◆ **What the task requires**: Repeat the lines below exactly as they appear, but leave out the images.

** Begin **

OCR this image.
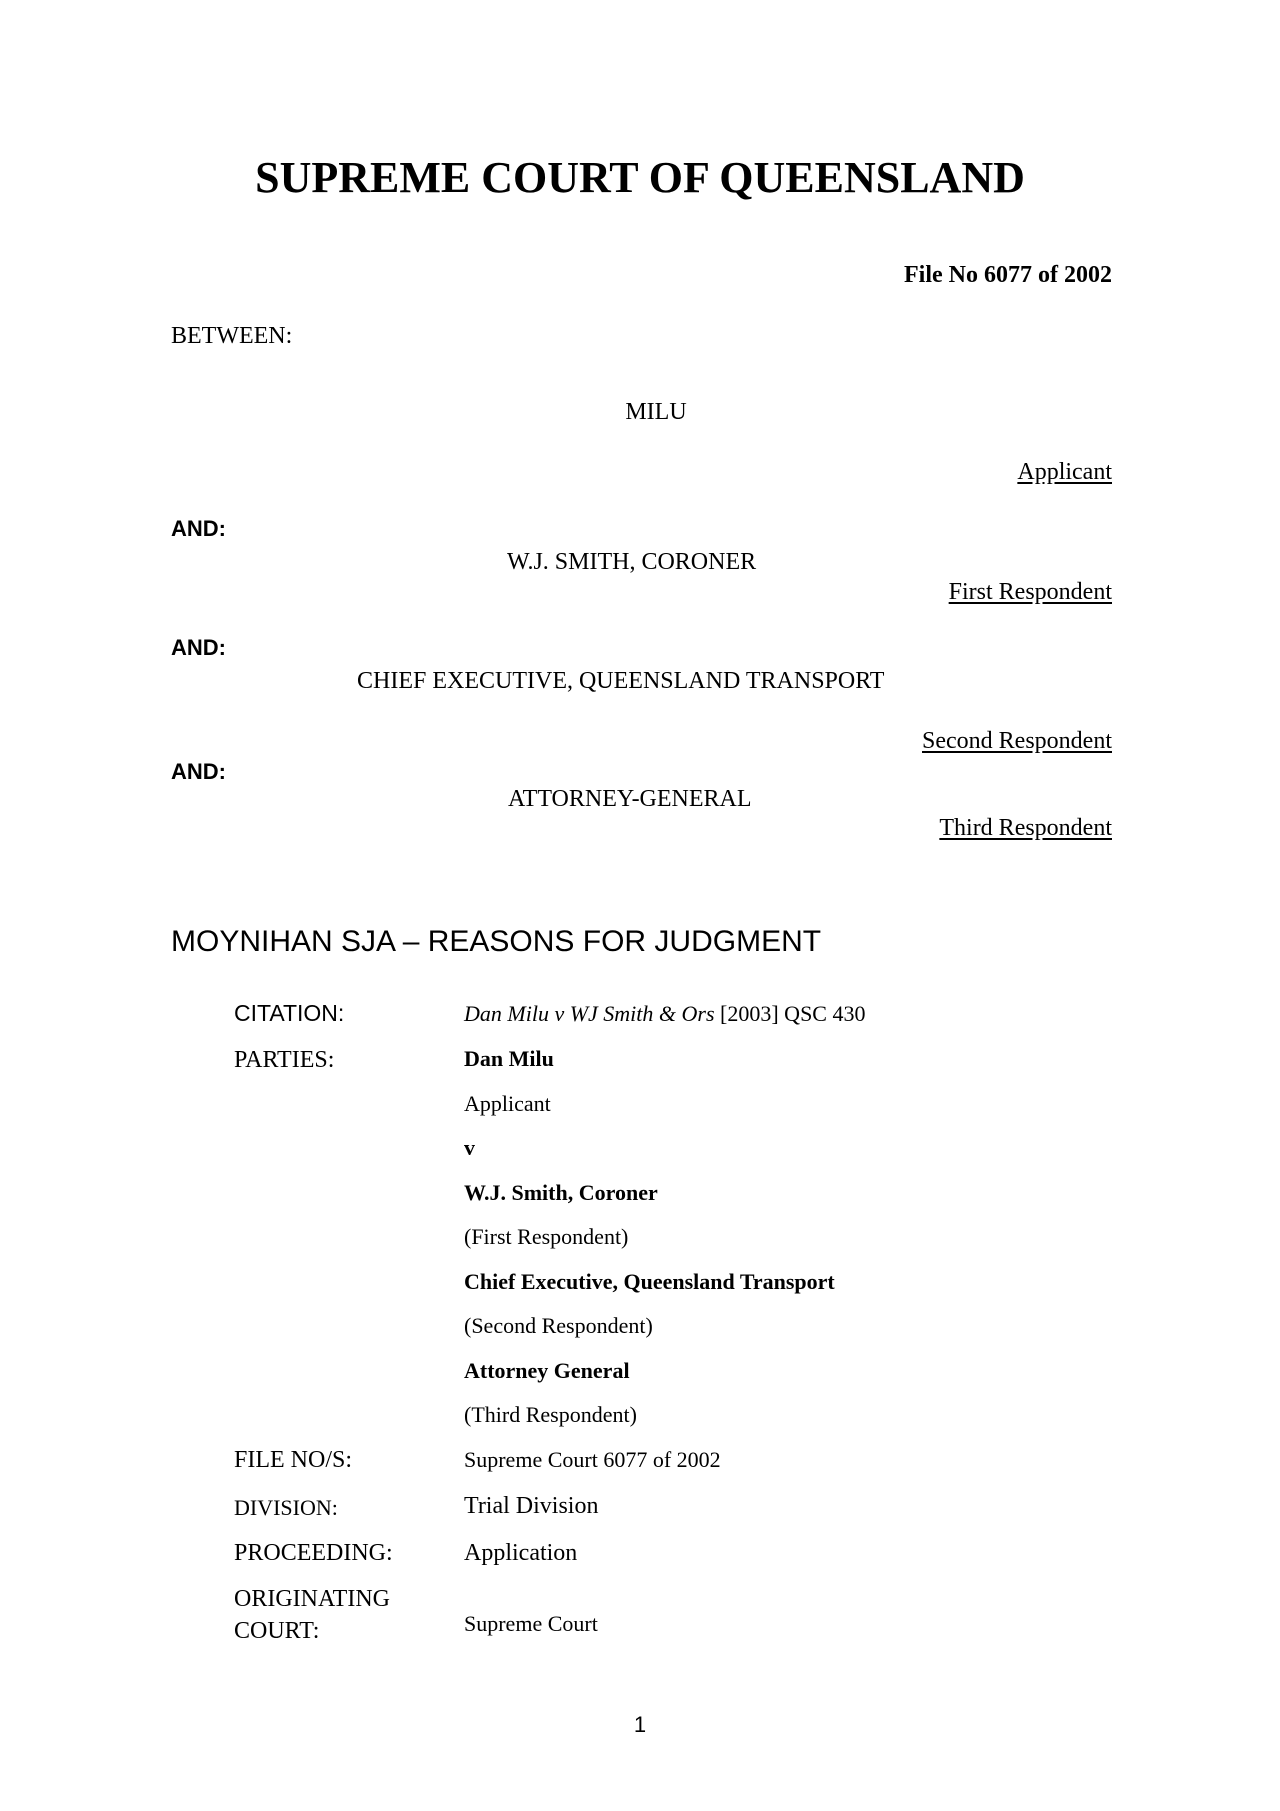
SUPREME COURT OF QUEENSLAND
File No 6077 of 2002
BETWEEN:
MILU
Applicant
AND:
W.J. SMITH, CORONER
First Respondent
AND:
CHIEF EXECUTIVE, QUEENSLAND TRANSPORT
Second Respondent
AND:
ATTORNEY-GENERAL
Third Respondent
MOYNIHAN SJA – REASONS FOR JUDGMENT
CITATION:	Dan Milu v WJ Smith & Ors [2003] QSC 430
PARTIES:	Dan Milu
Applicant
v
W.J. Smith, Coroner
(First Respondent)
Chief Executive, Queensland Transport
(Second Respondent)
Attorney General
(Third Respondent)
FILE NO/S:	Supreme Court 6077 of 2002
DIVISION:	Trial Division
PROCEEDING:	Application
ORIGINATING
COURT:	Supreme Court
1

** End **

◆ **Correct result**:
OCR this image.
SUPREME COURT OF QUEENSLAND
File No 6077 of 2002
BETWEEN:
MILU
Applicant
AND:
W.J. SMITH, CORONER
First Respondent
AND:
CHIEF EXECUTIVE, QUEENSLAND TRANSPORT
Second Respondent
AND:
ATTORNEY-GENERAL
Third Respondent
MOYNIHAN SJA – REASONS FOR JUDGMENT
CITATION:	Dan Milu v WJ Smith & Ors [2003] QSC 430
PARTIES:	Dan Milu
Applicant
v
W.J. Smith, Coroner
(First Respondent)
Chief Executive, Queensland Transport
(Second Respondent)
Attorney General
(Third Respondent)
FILE NO/S:	Supreme Court 6077 of 2002
DIVISION:	Trial Division
PROCEEDING:	Application
ORIGINATING
COURT:	Supreme Court
1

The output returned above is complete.